The request -
In full and without alteration, give the listing again.

Record list -
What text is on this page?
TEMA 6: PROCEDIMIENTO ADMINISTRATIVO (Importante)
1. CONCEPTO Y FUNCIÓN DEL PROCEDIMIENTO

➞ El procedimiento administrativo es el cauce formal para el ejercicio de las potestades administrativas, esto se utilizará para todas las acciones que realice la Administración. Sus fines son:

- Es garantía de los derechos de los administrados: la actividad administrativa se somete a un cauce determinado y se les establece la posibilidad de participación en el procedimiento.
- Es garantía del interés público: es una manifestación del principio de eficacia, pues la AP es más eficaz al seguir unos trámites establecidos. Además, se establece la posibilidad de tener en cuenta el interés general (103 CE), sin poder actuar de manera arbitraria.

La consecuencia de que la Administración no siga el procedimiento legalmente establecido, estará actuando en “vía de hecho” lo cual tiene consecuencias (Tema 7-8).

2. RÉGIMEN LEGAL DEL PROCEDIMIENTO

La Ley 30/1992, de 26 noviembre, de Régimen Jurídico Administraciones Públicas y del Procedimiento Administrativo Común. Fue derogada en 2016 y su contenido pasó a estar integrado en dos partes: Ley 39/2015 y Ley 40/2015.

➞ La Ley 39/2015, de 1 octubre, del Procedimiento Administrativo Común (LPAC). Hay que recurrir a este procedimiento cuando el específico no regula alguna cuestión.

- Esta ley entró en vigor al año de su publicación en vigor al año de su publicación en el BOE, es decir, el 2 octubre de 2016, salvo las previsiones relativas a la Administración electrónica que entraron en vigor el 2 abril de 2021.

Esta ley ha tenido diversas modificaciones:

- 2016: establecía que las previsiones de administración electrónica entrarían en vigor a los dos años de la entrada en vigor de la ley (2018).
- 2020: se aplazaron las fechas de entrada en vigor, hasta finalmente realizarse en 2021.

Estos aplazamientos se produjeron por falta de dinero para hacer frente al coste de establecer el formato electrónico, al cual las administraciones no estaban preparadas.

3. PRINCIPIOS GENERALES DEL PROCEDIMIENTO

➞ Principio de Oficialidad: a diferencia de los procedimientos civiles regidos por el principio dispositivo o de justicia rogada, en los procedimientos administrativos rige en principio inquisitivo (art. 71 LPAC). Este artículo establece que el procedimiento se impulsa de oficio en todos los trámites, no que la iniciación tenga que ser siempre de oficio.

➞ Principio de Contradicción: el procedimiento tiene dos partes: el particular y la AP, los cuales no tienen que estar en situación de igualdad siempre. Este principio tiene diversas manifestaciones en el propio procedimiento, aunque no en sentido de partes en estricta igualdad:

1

Response to this exercise -
What text is on this page?
TEMA 6: PROCEDIMIENTO ADMINISTRATIVO (Importante)
1. CONCEPTO Y FUNCIÓN DEL PROCEDIMIENTO

➞ El procedimiento administrativo es el cauce formal para el ejercicio de las potestades administrativas, esto se utilizará para todas las acciones que realice la Administración. Sus fines son:

- Es garantía de los derechos de los administrados: la actividad administrativa se somete a un cauce determinado y se les establece la posibilidad de participación en el procedimiento.
- Es garantía del interés público: es una manifestación del principio de eficacia, pues la AP es más eficaz al seguir unos trámites establecidos. Además, se establece la posibilidad de tener en cuenta el interés general (103 CE), sin poder actuar de manera arbitraria.

La consecuencia de que la Administración no siga el procedimiento legalmente establecido, estará actuando en “vía de hecho” lo cual tiene consecuencias (Tema 7-8).

2. RÉGIMEN LEGAL DEL PROCEDIMIENTO

La Ley 30/1992, de 26 noviembre, de Régimen Jurídico Administraciones Públicas y del Procedimiento Administrativo Común. Fue derogada en 2016 y su contenido pasó a estar integrado en dos partes: Ley 39/2015 y Ley 40/2015.

➞ La Ley 39/2015, de 1 octubre, del Procedimiento Administrativo Común (LPAC). Hay que recurrir a este procedimiento cuando el específico no regula alguna cuestión.

- Esta ley entró en vigor al año de su publicación en vigor al año de su publicación en el BOE, es decir, el 2 octubre de 2016, salvo las previsiones relativas a la Administración electrónica que entraron en vigor el 2 abril de 2021.

Esta ley ha tenido diversas modificaciones:

- 2016: establecía que las previsiones de administración electrónica entrarían en vigor a los dos años de la entrada en vigor de la ley (2018).
- 2020: se aplazaron las fechas de entrada en vigor, hasta finalmente realizarse en 2021.

Estos aplazamientos se produjeron por falta de dinero para hacer frente al coste de establecer el formato electrónico, al cual las administraciones no estaban preparadas.

3. PRINCIPIOS GENERALES DEL PROCEDIMIENTO

➞ Principio de Oficialidad: a diferencia de los procedimientos civiles regidos por el principio dispositivo o de justicia rogada, en los procedimientos administrativos rige en principio inquisitivo (art. 71 LPAC). Este artículo establece que el procedimiento se impulsa de oficio en todos los trámites, no que la iniciación tenga que ser siempre de oficio.

➞ Principio de Contradicción: el procedimiento tiene dos partes: el particular y la AP, los cuales no tienen que estar en situación de igualdad siempre. Este principio tiene diversas manifestaciones en el propio procedimiento, aunque no en sentido de partes en estricta igualdad:

1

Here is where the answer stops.